Data excerpts:
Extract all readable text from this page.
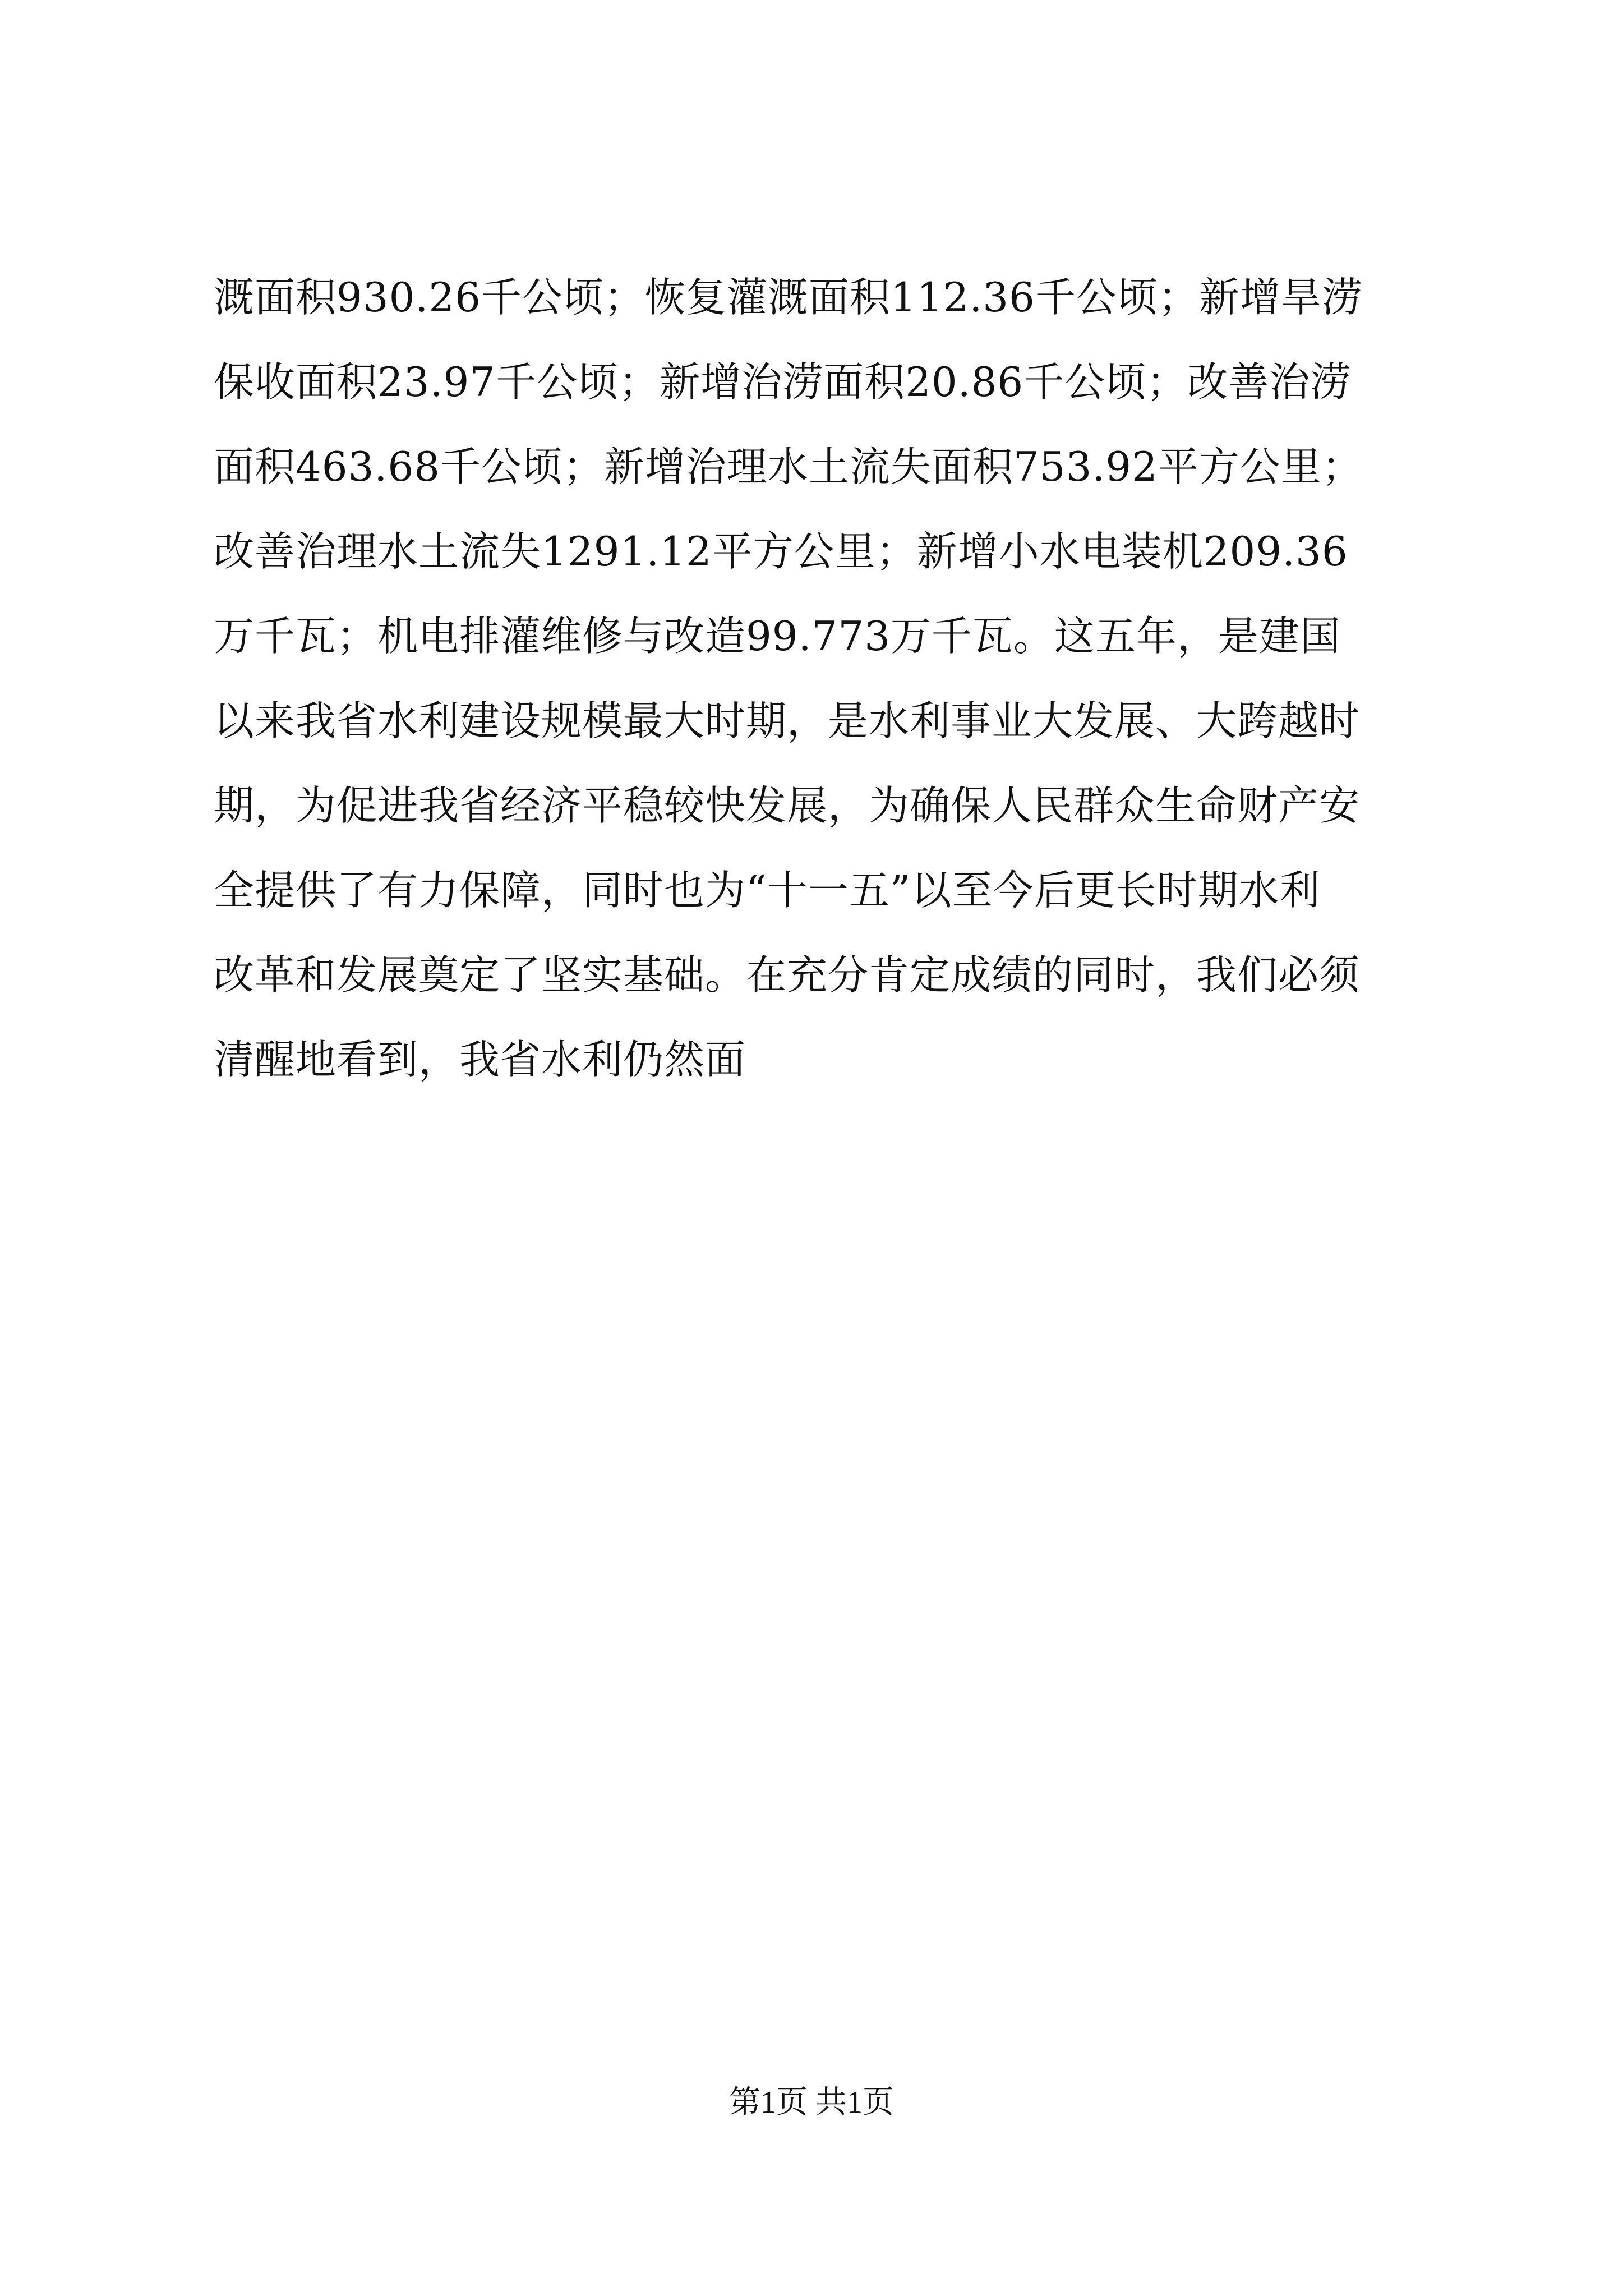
溉面积930.26千公顷；恢复灌溉面积112.36千公顷；新增旱涝
保收面积23.97千公顷；新增治涝面积20.86千公顷；改善治涝
面积463.68千公顷；新增治理水土流失面积753.92平方公里；
改善治理水土流失1291.12平方公里；新增小水电装机209.36
万千瓦；机电排灌维修与改造99.773万千瓦。这五年，是建国
以来我省水利建设规模最大时期，是水利事业大发展、大跨越时
期，为促进我省经济平稳较快发展，为确保人民群众生命财产安
全提供了有力保障，同时也为“十一五”以至今后更长时期水利
改革和发展奠定了坚实基础。在充分肯定成绩的同时，我们必须
清醒地看到，我省水利仍然面
第1页 共1页
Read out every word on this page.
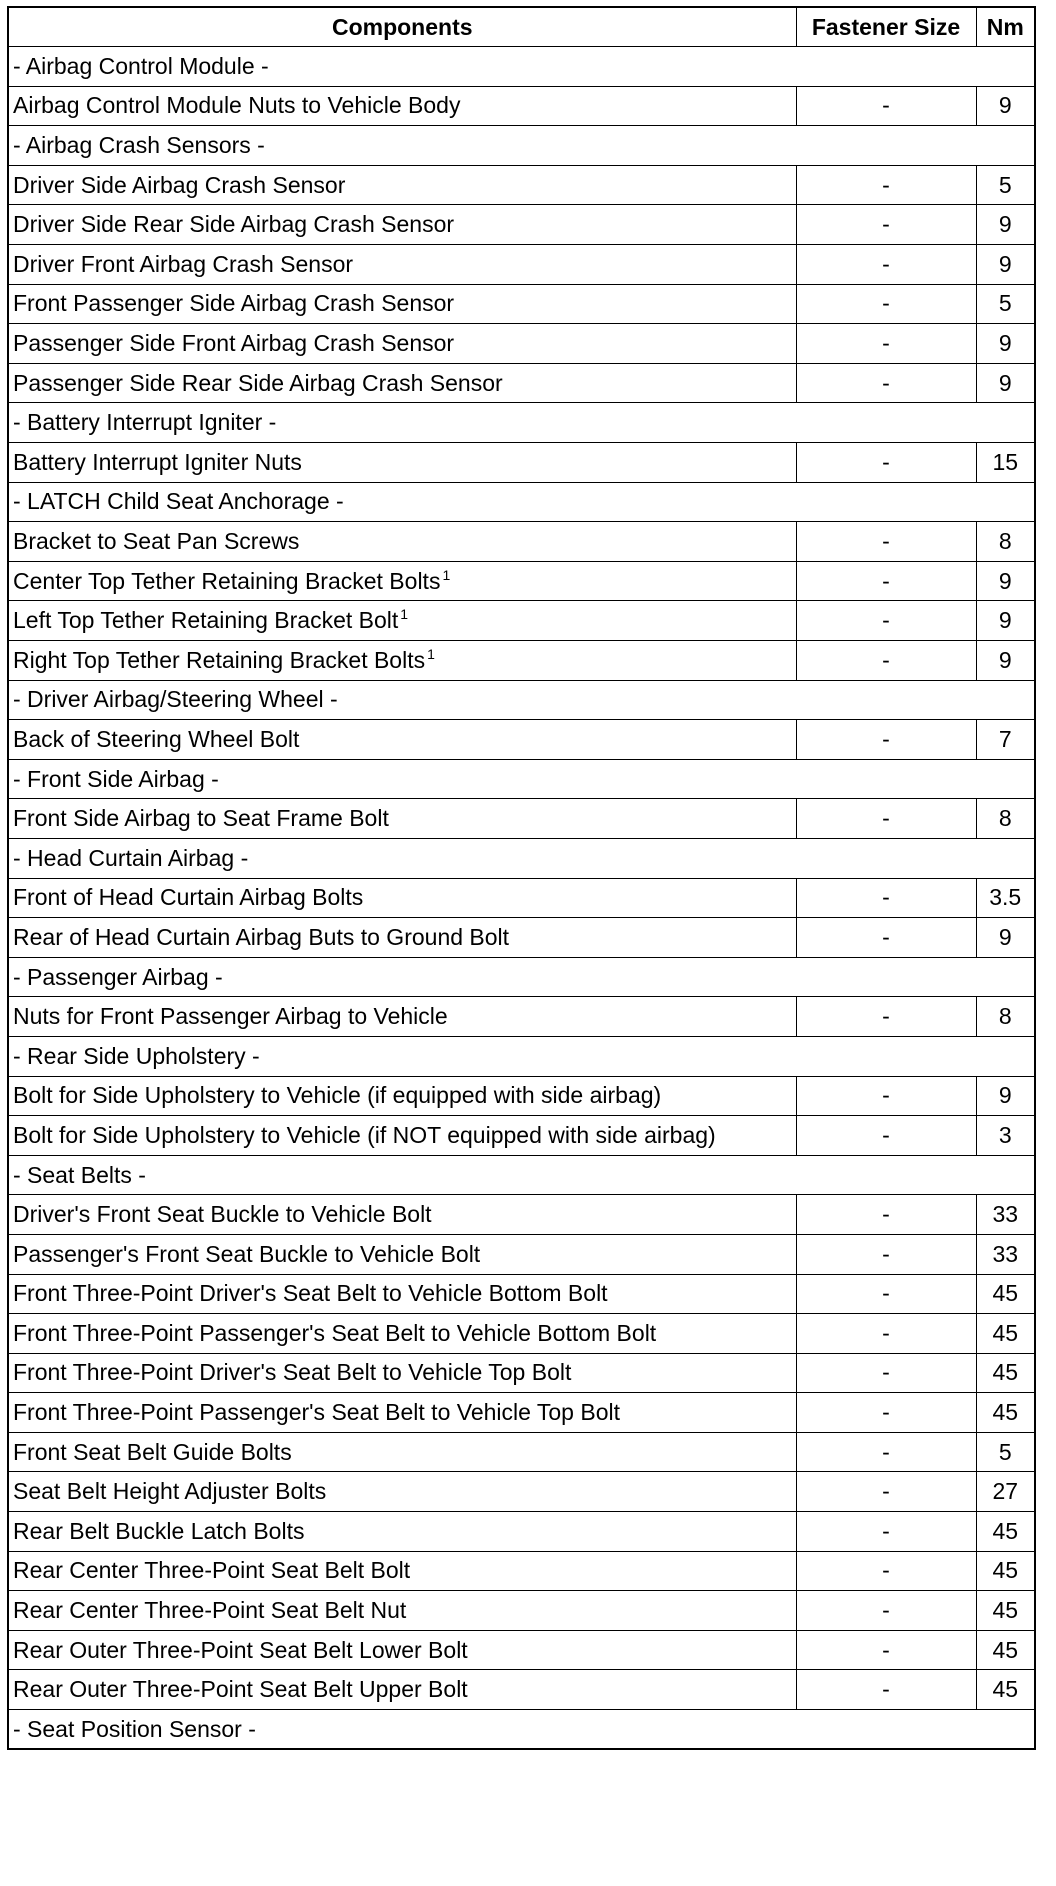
Components	Fastener Size	Nm
- Airbag Control Module -		
Airbag Control Module Nuts to Vehicle Body	-	9
- Airbag Crash Sensors -		
Driver Side Airbag Crash Sensor	-	5
Driver Side Rear Side Airbag Crash Sensor	-	9
Driver Front Airbag Crash Sensor	-	9
Front Passenger Side Airbag Crash Sensor	-	5
Passenger Side Front Airbag Crash Sensor	-	9
Passenger Side Rear Side Airbag Crash Sensor	-	9
- Battery Interrupt Igniter -		
Battery Interrupt Igniter Nuts	-	15
- LATCH Child Seat Anchorage -		
Bracket to Seat Pan Screws	-	8
Center Top Tether Retaining Bracket Bolts $^1$	-	9
Left Top Tether Retaining Bracket Bolt $^1$	-	9
Right Top Tether Retaining Bracket Bolts $^1$	-	9
- Driver Airbag/Steering Wheel -		
Back of Steering Wheel Bolt	-	7
- Front Side Airbag -		
Front Side Airbag to Seat Frame Bolt	-	8
- Head Curtain Airbag -		
Front of Head Curtain Airbag Bolts	-	3.5
Rear of Head Curtain Airbag Buts to Ground Bolt	-	9
- Passenger Airbag -		
Nuts for Front Passenger Airbag to Vehicle	-	8
- Rear Side Upholstery -		
Bolt for Side Upholstery to Vehicle (if equipped with side airbag)	-	9
Bolt for Side Upholstery to Vehicle (if NOT equipped with side airbag)	-	3
- Seat Belts -		
Driver's Front Seat Buckle to Vehicle Bolt	-	33
Passenger's Front Seat Buckle to Vehicle Bolt	-	33
Front Three-Point Driver's Seat Belt to Vehicle Bottom Bolt	-	45
Front Three-Point Passenger's Seat Belt to Vehicle Bottom Bolt	-	45
Front Three-Point Driver's Seat Belt to Vehicle Top Bolt	-	45
Front Three-Point Passenger's Seat Belt to Vehicle Top Bolt	-	45
Front Seat Belt Guide Bolts	-	5
Seat Belt Height Adjuster Bolts	-	27
Rear Belt Buckle Latch Bolts	-	45
Rear Center Three-Point Seat Belt Bolt	-	45
Rear Center Three-Point Seat Belt Nut	-	45
Rear Outer Three-Point Seat Belt Lower Bolt	-	45
Rear Outer Three-Point Seat Belt Upper Bolt	-	45
- Seat Position Sensor -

What the task requires → Retype all the records shown above, character for character. Omit every picture.

Reply →
Extract all readable text from this page.
溉面积930.26千公顷；恢复灌溉面积112.36千公顷；新增旱涝
保收面积23.97千公顷；新增治涝面积20.86千公顷；改善治涝
面积463.68千公顷；新增治理水土流失面积753.92平方公里；
改善治理水土流失1291.12平方公里；新增小水电装机209.36
万千瓦；机电排灌维修与改造99.773万千瓦。这五年，是建国
以来我省水利建设规模最大时期，是水利事业大发展、大跨越时
期，为促进我省经济平稳较快发展，为确保人民群众生命财产安
全提供了有力保障，同时也为“十一五”以至今后更长时期水利
改革和发展奠定了坚实基础。在充分肯定成绩的同时，我们必须
清醒地看到，我省水利仍然面
第1页 共1页
Read out every word on this page.
Components	Fastener Size	Nm
- Airbag Control Module -		
Airbag Control Module Nuts to Vehicle Body	-	9
- Airbag Crash Sensors -		
Driver Side Airbag Crash Sensor	-	5
Driver Side Rear Side Airbag Crash Sensor	-	9
Driver Front Airbag Crash Sensor	-	9
Front Passenger Side Airbag Crash Sensor	-	5
Passenger Side Front Airbag Crash Sensor	-	9
Passenger Side Rear Side Airbag Crash Sensor	-	9
- Battery Interrupt Igniter -		
Battery Interrupt Igniter Nuts	-	15
- LATCH Child Seat Anchorage -		
Bracket to Seat Pan Screws	-	8
Center Top Tether Retaining Bracket Bolts $^1$	-	9
Left Top Tether Retaining Bracket Bolt $^1$	-	9
Right Top Tether Retaining Bracket Bolts $^1$	-	9
- Driver Airbag/Steering Wheel -		
Back of Steering Wheel Bolt	-	7
- Front Side Airbag -		
Front Side Airbag to Seat Frame Bolt	-	8
- Head Curtain Airbag -		
Front of Head Curtain Airbag Bolts	-	3.5
Rear of Head Curtain Airbag Buts to Ground Bolt	-	9
- Passenger Airbag -		
Nuts for Front Passenger Airbag to Vehicle	-	8
- Rear Side Upholstery -		
Bolt for Side Upholstery to Vehicle (if equipped with side airbag)	-	9
Bolt for Side Upholstery to Vehicle (if NOT equipped with side airbag)	-	3
- Seat Belts -		
Driver's Front Seat Buckle to Vehicle Bolt	-	33
Passenger's Front Seat Buckle to Vehicle Bolt	-	33
Front Three-Point Driver's Seat Belt to Vehicle Bottom Bolt	-	45
Front Three-Point Passenger's Seat Belt to Vehicle Bottom Bolt	-	45
Front Three-Point Driver's Seat Belt to Vehicle Top Bolt	-	45
Front Three-Point Passenger's Seat Belt to Vehicle Top Bolt	-	45
Front Seat Belt Guide Bolts	-	5
Seat Belt Height Adjuster Bolts	-	27
Rear Belt Buckle Latch Bolts	-	45
Rear Center Three-Point Seat Belt Bolt	-	45
Rear Center Three-Point Seat Belt Nut	-	45
Rear Outer Three-Point Seat Belt Lower Bolt	-	45
Rear Outer Three-Point Seat Belt Upper Bolt	-	45
- Seat Position Sensor -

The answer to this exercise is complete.